- **What you need to do**: Copy the data from the line with "Patent image size: (1020, 1279)." to the line with "The second melt channel 32 is at (550, 718).", swapping "simplified" for "schematic" and leaving everything else unchanged.

- **Data excerpts**:
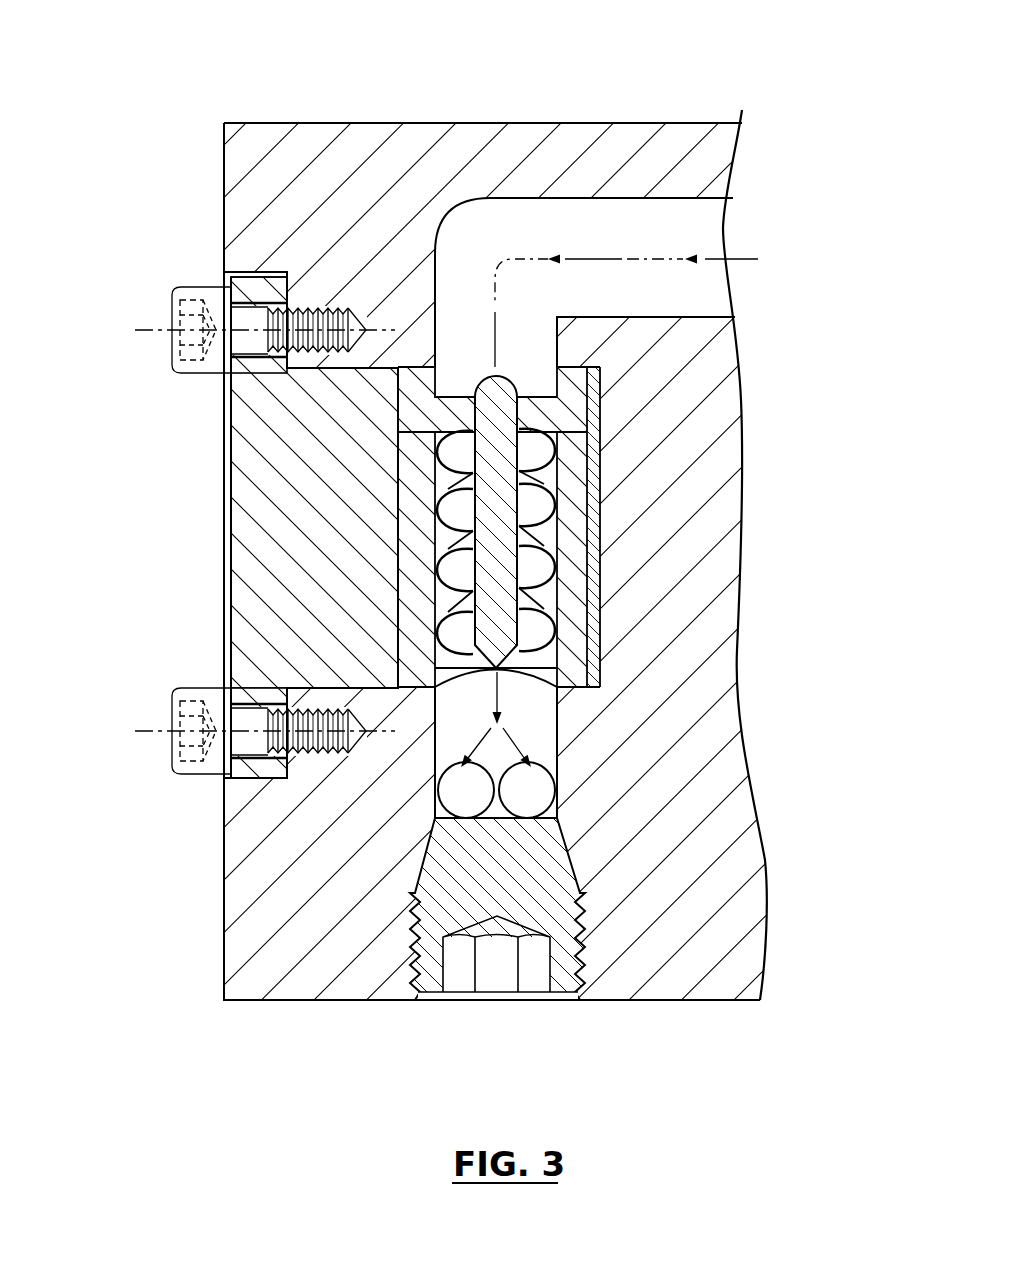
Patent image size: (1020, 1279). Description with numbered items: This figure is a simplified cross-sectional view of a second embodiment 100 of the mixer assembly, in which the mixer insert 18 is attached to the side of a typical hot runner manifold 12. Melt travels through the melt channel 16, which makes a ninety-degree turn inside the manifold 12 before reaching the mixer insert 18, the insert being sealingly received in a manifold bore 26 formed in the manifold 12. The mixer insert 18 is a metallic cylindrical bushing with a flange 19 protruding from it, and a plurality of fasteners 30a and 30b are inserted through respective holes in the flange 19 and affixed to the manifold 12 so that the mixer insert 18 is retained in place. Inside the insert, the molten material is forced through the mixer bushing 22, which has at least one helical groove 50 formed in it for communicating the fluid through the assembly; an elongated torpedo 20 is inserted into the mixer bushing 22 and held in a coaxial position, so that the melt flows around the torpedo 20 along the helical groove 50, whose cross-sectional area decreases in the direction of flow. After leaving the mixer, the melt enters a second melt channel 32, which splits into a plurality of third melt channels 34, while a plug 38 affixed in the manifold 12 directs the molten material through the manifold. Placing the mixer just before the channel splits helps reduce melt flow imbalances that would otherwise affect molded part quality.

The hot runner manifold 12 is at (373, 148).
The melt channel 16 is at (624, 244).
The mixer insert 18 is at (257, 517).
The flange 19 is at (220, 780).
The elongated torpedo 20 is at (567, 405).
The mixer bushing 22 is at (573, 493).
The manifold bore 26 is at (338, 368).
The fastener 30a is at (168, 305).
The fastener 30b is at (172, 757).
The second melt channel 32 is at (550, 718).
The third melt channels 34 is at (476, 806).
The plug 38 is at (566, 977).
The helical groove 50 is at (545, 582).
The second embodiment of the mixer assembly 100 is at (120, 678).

* * *

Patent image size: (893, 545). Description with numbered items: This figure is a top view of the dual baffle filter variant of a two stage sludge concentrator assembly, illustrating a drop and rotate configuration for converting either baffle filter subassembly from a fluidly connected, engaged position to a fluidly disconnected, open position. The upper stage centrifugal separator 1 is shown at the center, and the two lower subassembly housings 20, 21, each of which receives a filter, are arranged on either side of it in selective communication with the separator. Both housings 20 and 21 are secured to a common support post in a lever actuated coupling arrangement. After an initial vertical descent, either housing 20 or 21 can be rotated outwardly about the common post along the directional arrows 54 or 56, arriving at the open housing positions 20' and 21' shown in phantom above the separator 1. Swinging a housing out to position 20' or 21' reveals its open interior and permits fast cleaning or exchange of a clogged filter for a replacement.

==

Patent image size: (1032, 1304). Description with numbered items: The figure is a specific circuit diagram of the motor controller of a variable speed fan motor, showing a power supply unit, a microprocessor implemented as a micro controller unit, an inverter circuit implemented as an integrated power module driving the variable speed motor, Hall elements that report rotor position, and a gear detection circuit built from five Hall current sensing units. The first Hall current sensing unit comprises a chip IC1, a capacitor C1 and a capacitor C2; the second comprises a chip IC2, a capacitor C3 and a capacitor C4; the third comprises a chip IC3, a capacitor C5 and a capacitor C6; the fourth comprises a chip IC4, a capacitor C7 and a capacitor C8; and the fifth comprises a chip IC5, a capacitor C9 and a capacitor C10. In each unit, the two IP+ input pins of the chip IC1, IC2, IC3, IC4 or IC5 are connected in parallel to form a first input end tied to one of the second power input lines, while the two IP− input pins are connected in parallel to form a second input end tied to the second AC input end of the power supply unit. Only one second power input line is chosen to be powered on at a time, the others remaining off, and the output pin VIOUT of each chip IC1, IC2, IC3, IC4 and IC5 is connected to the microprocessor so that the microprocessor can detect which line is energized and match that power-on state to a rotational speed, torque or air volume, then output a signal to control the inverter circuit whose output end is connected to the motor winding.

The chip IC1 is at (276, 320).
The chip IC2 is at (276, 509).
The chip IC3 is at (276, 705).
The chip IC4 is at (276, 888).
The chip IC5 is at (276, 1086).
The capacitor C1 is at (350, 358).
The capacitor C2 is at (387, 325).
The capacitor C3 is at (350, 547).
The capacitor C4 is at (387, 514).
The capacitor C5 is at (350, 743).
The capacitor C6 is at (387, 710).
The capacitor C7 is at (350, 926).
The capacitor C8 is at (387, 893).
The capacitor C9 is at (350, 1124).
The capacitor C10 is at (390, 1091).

- **Output of the exercise**:
Patent image size: (1020, 1279). Description with numbered items: This figure is a schematic cross-sectional view of a second embodiment 100 of the mixer assembly, in which the mixer insert 18 is attached to the side of a typical hot runner manifold 12. Melt travels through the melt channel 16, which makes a ninety-degree turn inside the manifold 12 before reaching the mixer insert 18, the insert being sealingly received in a manifold bore 26 formed in the manifold 12. The mixer insert 18 is a metallic cylindrical bushing with a flange 19 protruding from it, and a plurality of fasteners 30a and 30b are inserted through respective holes in the flange 19 and affixed to the manifold 12 so that the mixer insert 18 is retained in place. Inside the insert, the molten material is forced through the mixer bushing 22, which has at least one helical groove 50 formed in it for communicating the fluid through the assembly; an elongated torpedo 20 is inserted into the mixer bushing 22 and held in a coaxial position, so that the melt flows around the torpedo 20 along the helical groove 50, whose cross-sectional area decreases in the direction of flow. After leaving the mixer, the melt enters a second melt channel 32, which splits into a plurality of third melt channels 34, while a plug 38 affixed in the manifold 12 directs the molten material through the manifold. Placing the mixer just before the channel splits helps reduce melt flow imbalances that would otherwise affect molded part quality.

The hot runner manifold 12 is at (373, 148).
The melt channel 16 is at (624, 244).
The mixer insert 18 is at (257, 517).
The flange 19 is at (220, 780).
The elongated torpedo 20 is at (567, 405).
The mixer bushing 22 is at (573, 493).
The manifold bore 26 is at (338, 368).
The fastener 30a is at (168, 305).
The fastener 30b is at (172, 757).
The second melt channel 32 is at (550, 718).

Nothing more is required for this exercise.